═════ Information shown ═════

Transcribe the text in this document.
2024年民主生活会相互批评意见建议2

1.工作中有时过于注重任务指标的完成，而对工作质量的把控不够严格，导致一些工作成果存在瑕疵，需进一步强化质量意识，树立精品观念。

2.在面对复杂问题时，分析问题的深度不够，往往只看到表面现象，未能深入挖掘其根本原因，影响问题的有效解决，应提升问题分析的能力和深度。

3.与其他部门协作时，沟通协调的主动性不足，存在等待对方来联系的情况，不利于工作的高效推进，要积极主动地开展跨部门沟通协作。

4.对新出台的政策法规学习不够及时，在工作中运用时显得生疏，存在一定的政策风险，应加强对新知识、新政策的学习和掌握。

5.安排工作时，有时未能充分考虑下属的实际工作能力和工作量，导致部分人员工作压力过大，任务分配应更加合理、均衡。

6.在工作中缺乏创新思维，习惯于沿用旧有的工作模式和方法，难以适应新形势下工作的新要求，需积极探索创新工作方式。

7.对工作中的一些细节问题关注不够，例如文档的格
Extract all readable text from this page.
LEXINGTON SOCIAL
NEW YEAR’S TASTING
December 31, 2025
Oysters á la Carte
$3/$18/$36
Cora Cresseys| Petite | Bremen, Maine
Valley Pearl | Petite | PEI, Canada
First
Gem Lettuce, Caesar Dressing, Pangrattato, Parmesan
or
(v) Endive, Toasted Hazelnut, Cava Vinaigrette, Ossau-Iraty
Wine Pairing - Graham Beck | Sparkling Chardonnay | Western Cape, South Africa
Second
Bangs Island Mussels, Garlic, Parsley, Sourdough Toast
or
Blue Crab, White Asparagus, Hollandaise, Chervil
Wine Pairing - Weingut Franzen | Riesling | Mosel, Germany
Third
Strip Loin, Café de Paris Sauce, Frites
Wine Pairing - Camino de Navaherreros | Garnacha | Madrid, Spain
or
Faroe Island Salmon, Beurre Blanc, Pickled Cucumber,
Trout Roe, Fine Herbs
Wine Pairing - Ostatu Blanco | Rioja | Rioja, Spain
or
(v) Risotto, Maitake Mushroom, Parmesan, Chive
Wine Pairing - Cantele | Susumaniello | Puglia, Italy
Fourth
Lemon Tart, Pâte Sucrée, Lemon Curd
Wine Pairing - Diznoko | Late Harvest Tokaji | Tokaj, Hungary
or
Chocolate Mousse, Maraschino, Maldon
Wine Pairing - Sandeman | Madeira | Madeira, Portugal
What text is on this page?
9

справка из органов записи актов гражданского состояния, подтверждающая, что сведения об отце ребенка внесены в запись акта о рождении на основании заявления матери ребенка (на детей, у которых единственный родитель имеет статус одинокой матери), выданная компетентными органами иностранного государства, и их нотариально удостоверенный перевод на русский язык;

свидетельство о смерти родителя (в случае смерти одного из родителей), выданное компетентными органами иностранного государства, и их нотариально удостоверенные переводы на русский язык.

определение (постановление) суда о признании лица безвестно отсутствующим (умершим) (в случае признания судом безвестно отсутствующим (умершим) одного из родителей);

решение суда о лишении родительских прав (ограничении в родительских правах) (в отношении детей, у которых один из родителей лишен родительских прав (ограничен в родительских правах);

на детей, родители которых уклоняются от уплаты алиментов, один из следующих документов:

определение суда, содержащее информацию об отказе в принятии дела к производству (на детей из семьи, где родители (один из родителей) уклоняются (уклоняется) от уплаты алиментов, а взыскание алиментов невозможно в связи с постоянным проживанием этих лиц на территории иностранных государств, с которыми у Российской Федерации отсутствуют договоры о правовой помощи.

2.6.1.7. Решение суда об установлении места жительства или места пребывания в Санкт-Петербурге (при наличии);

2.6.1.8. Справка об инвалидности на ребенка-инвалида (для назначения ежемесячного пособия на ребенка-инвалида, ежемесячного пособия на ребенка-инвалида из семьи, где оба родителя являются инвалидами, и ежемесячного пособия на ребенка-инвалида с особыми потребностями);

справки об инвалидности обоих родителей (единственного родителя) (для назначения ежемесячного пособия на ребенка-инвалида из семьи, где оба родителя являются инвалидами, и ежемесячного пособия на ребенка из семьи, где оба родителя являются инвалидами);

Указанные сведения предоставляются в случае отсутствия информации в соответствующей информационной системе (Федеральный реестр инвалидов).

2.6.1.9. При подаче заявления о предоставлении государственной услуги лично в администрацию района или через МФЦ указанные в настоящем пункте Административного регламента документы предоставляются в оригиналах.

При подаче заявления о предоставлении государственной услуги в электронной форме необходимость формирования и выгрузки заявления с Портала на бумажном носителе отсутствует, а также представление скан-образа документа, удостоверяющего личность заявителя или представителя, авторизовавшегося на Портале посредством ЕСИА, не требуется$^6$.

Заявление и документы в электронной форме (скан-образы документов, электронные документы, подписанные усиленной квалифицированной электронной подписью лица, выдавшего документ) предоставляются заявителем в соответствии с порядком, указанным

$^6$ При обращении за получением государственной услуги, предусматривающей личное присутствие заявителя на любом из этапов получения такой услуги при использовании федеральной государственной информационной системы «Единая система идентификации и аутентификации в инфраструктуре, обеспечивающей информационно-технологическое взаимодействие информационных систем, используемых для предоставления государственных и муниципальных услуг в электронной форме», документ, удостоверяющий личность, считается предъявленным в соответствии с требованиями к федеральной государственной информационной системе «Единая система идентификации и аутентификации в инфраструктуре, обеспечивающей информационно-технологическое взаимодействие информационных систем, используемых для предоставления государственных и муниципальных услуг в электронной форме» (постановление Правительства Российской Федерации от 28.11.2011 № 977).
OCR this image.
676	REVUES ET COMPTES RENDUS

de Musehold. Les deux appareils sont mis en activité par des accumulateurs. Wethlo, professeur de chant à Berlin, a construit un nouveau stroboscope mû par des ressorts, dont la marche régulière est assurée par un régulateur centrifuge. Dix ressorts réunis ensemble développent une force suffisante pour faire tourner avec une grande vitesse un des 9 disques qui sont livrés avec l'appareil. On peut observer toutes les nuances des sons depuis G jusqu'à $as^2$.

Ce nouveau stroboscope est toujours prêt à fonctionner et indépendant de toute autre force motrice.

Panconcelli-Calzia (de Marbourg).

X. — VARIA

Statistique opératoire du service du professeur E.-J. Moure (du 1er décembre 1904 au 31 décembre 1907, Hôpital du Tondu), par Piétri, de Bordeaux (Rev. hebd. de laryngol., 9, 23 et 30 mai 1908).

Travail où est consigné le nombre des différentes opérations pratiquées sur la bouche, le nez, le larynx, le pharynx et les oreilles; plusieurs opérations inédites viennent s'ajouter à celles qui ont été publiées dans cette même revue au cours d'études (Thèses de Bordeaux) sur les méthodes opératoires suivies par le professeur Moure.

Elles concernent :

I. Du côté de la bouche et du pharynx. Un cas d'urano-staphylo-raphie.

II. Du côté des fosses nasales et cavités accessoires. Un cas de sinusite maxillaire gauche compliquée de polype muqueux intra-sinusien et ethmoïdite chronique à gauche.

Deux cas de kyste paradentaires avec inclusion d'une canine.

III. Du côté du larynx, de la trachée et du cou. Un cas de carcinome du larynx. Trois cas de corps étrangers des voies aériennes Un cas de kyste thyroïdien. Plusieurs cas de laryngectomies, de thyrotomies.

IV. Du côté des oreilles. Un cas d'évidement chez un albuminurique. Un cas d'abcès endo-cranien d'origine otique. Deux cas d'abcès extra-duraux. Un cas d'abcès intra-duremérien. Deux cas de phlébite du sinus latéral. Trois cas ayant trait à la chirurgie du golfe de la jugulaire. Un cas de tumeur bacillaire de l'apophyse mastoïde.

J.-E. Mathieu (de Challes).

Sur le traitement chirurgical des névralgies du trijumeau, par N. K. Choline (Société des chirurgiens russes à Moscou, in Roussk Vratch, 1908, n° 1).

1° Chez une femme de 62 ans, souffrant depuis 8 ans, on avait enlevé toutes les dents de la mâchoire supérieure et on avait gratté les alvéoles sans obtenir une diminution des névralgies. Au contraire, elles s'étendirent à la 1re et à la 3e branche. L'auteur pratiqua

═════

§ **Set task**
Extract every line of the records above that contains the word "text".

§ **Result**
Transcribe the text in this document.
Extract all readable text from this page.
What text is on this page?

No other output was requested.